━━ Record set
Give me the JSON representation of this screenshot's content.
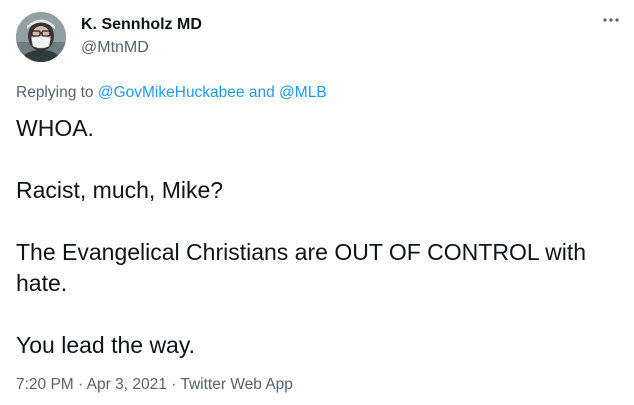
{
  "author": {
    "display_name": "K. Sennholz MD",
    "handle": "@MtnMD",
    "avatar_icon": "profile-photo-masked-person"
  },
  "more_icon": "more-horizontal-icon",
  "replying": {
    "prefix": "Replying to",
    "mention_1": "@GovMikeHuckabee",
    "conjunction": "and",
    "mention_2": "@MLB"
  },
  "tweet_paragraphs": [
    "WHOA.",
    "Racist, much, Mike?",
    "The Evangelical Christians are OUT OF CONTROL with hate.",
    "You lead the way."
  ],
  "meta": {
    "time": "7:20 PM",
    "separator_1": "·",
    "date": "Apr 3, 2021",
    "separator_2": "·",
    "source": "Twitter Web App"
  },
  "colors": {
    "text_primary": "#0f1419",
    "text_secondary": "#536471",
    "link": "#1d9bf0"
  }
}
━━━━
_What you need to do_
Leave out all images, then reproduce the entries above exactly.

_Solution for this problem_
Give me the JSON representation of this screenshot's content.
{
  "author": {
    "display_name": "K. Sennholz MD",
    "handle": "@MtnMD",
    "avatar_icon": "profile-photo-masked-person"
  },
  "more_icon": "more-horizontal-icon",
  "replying": {
    "prefix": "Replying to",
    "mention_1": "@GovMikeHuckabee",
    "conjunction": "and",
    "mention_2": "@MLB"
  },
  "tweet_paragraphs": [
    "WHOA.",
    "Racist, much, Mike?",
    "The Evangelical Christians are OUT OF CONTROL with hate.",
    "You lead the way."
  ],
  "meta": {
    "time": "7:20 PM",
    "separator_1": "·",
    "date": "Apr 3, 2021",
    "separator_2": "·",
    "source": "Twitter Web App"
  },
  "colors": {
    "text_primary": "#0f1419",
    "text_secondary": "#536471",
    "link": "#1d9bf0"
  }
}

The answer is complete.